Lines containing the string "นางสาวพ" are to be collected in full.

**Dataset items:**
---+---

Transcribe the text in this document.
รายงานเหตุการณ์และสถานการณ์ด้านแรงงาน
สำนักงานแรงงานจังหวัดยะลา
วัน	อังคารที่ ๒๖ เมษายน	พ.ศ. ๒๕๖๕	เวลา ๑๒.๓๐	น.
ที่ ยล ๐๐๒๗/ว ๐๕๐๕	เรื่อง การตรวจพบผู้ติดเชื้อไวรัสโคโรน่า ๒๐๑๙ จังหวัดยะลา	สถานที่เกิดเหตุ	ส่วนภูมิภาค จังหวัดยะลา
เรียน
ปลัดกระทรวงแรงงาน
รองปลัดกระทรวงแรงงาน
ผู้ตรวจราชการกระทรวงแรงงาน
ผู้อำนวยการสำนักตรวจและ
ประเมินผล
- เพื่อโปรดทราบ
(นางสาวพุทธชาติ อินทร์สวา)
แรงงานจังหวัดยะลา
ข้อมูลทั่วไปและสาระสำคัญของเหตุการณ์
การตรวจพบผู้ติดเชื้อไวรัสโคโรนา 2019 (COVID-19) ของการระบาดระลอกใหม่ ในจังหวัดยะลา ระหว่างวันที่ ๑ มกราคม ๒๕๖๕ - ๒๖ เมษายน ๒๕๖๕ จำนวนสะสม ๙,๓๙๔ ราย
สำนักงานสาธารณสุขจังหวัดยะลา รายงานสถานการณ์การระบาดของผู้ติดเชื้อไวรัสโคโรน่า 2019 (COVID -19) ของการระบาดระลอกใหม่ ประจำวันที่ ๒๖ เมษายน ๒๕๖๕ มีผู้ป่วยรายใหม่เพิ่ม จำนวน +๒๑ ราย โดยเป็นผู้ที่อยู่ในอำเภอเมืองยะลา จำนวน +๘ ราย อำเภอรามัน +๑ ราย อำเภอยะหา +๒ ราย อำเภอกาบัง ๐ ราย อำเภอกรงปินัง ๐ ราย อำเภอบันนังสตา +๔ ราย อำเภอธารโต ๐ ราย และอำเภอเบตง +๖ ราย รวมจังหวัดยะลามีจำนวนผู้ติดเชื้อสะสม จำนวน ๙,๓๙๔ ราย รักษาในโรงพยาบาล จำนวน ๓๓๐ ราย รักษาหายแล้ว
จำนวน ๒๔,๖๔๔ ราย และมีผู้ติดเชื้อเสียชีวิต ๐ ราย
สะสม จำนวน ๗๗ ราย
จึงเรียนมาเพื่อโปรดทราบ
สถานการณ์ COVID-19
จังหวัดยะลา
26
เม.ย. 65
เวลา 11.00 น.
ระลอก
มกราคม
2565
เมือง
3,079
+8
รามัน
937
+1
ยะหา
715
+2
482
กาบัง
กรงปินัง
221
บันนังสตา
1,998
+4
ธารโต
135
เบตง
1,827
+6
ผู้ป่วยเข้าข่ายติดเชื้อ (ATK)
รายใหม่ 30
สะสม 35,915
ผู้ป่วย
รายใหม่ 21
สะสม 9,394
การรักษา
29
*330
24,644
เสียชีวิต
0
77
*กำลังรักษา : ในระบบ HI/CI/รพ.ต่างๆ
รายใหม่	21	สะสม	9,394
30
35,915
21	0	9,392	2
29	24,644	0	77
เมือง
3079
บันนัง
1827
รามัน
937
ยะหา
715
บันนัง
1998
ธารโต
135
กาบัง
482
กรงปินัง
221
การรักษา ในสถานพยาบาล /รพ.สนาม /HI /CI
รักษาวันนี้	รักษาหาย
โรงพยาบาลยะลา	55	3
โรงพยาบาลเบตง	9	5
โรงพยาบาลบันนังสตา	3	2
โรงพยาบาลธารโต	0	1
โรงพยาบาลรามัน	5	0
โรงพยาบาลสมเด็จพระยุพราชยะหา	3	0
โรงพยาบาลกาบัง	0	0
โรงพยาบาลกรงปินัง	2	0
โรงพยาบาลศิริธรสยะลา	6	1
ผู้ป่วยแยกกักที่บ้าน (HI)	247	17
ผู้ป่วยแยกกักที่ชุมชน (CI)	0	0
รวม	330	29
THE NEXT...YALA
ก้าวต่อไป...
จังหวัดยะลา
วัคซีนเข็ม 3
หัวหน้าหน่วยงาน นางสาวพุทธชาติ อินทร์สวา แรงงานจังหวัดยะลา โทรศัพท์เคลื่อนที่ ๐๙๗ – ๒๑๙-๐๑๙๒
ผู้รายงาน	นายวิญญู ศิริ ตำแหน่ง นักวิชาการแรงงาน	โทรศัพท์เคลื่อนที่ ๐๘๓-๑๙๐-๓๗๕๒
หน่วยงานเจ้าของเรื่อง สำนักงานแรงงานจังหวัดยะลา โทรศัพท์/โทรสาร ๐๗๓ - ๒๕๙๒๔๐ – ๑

---+---

**TASK SOLUTION:**
(นางสาวพุทธชาติ อินทร์สวา)
หัวหน้าหน่วยงาน นางสาวพุทธชาติ อินทร์สวา แรงงานจังหวัดยะลา โทรศัพท์เคลื่อนที่ ๐๙๗ – ๒๑๙-๐๑๙๒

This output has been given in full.